--- Entries provided ---
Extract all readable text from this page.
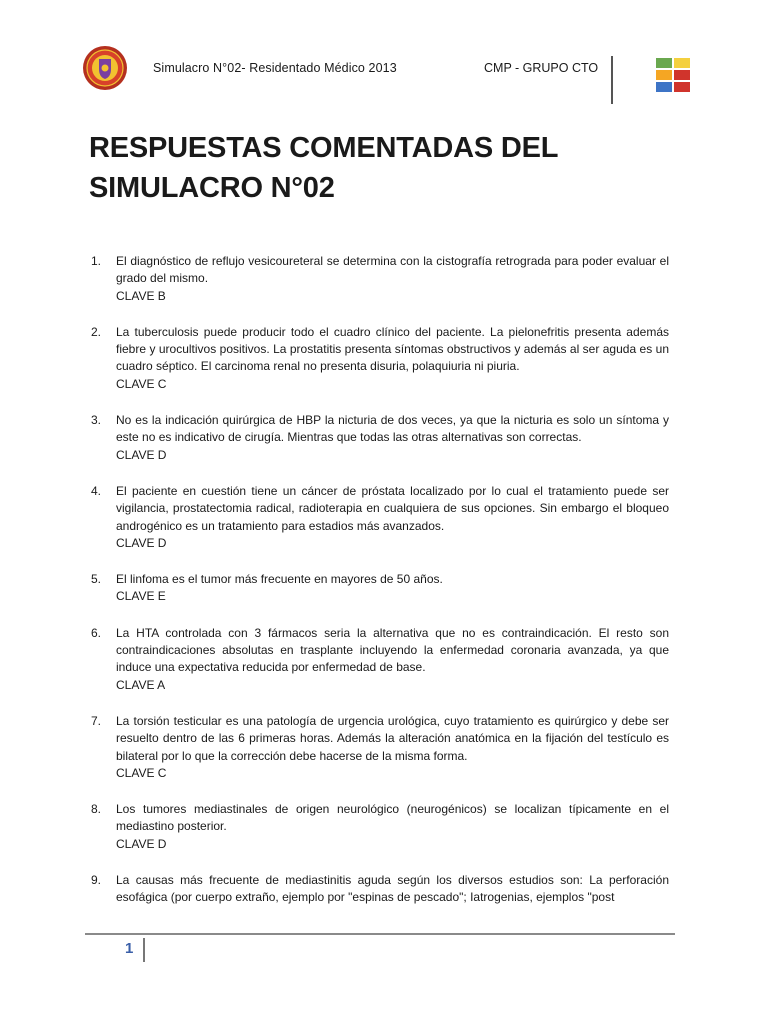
Simulacro N°02- Residentado Médico 2013	CMP - GRUPO CTO
RESPUESTAS COMENTADAS DEL
SIMULACRO N°02
1. El diagnóstico de reflujo vesicoureteral se determina con la cistografía retrograda para poder evaluar el grado del mismo.
CLAVE B
2. La tuberculosis puede producir todo el cuadro clínico del paciente. La pielonefritis presenta además fiebre y urocultivos positivos. La prostatitis presenta síntomas obstructivos y además al ser aguda es un cuadro séptico. El carcinoma renal no presenta disuria, polaquiuria ni piuria.
CLAVE C
3. No es la indicación quirúrgica de HBP la nicturia de dos veces, ya que la nicturia es solo un síntoma y este no es indicativo de cirugía. Mientras que todas las otras alternativas son correctas.
CLAVE D
4. El paciente en cuestión tiene un cáncer de próstata localizado por lo cual el tratamiento puede ser vigilancia, prostatectomia radical, radioterapia en cualquiera de sus opciones. Sin embargo el bloqueo androgénico es un tratamiento para estadios más avanzados.
CLAVE D
5. El linfoma es el tumor más frecuente en mayores de 50 años.
CLAVE E
6. La HTA controlada con 3 fármacos seria la alternativa que no es contraindicación. El resto son contraindicaciones absolutas en trasplante incluyendo la enfermedad coronaria avanzada, ya que induce una expectativa reducida por enfermedad de base.
CLAVE A
7. La torsión testicular es una patología de urgencia urológica, cuyo tratamiento es quirúrgico y debe ser resuelto dentro de las 6 primeras horas. Además la alteración anatómica en la fijación del testículo es bilateral por lo que la corrección debe hacerse de la misma forma.
CLAVE C
8. Los tumores mediastinales de origen neurológico (neurogénicos) se localizan típicamente en el mediastino posterior.
CLAVE D
9. La causas más frecuente de mediastinitis aguda según los diversos estudios son: La perforación esofágica (por cuerpo extraño, ejemplo por "espinas de pescado"; Iatrogenias, ejemplos "post
1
---
Task instructions> Write out every line above again exactly, with the pictures left out.

Written solution>
Extract all readable text from this page.
Simulacro N°02- Residentado Médico 2013	CMP - GRUPO CTO
RESPUESTAS COMENTADAS DEL
SIMULACRO N°02
1. El diagnóstico de reflujo vesicoureteral se determina con la cistografía retrograda para poder evaluar el grado del mismo.
CLAVE B
2. La tuberculosis puede producir todo el cuadro clínico del paciente. La pielonefritis presenta además fiebre y urocultivos positivos. La prostatitis presenta síntomas obstructivos y además al ser aguda es un cuadro séptico. El carcinoma renal no presenta disuria, polaquiuria ni piuria.
CLAVE C
3. No es la indicación quirúrgica de HBP la nicturia de dos veces, ya que la nicturia es solo un síntoma y este no es indicativo de cirugía. Mientras que todas las otras alternativas son correctas.
CLAVE D
4. El paciente en cuestión tiene un cáncer de próstata localizado por lo cual el tratamiento puede ser vigilancia, prostatectomia radical, radioterapia en cualquiera de sus opciones. Sin embargo el bloqueo androgénico es un tratamiento para estadios más avanzados.
CLAVE D
5. El linfoma es el tumor más frecuente en mayores de 50 años.
CLAVE E
6. La HTA controlada con 3 fármacos seria la alternativa que no es contraindicación. El resto son contraindicaciones absolutas en trasplante incluyendo la enfermedad coronaria avanzada, ya que induce una expectativa reducida por enfermedad de base.
CLAVE A
7. La torsión testicular es una patología de urgencia urológica, cuyo tratamiento es quirúrgico y debe ser resuelto dentro de las 6 primeras horas. Además la alteración anatómica en la fijación del testículo es bilateral por lo que la corrección debe hacerse de la misma forma.
CLAVE C
8. Los tumores mediastinales de origen neurológico (neurogénicos) se localizan típicamente en el mediastino posterior.
CLAVE D
9. La causas más frecuente de mediastinitis aguda según los diversos estudios son: La perforación esofágica (por cuerpo extraño, ejemplo por "espinas de pescado"; Iatrogenias, ejemplos "post
1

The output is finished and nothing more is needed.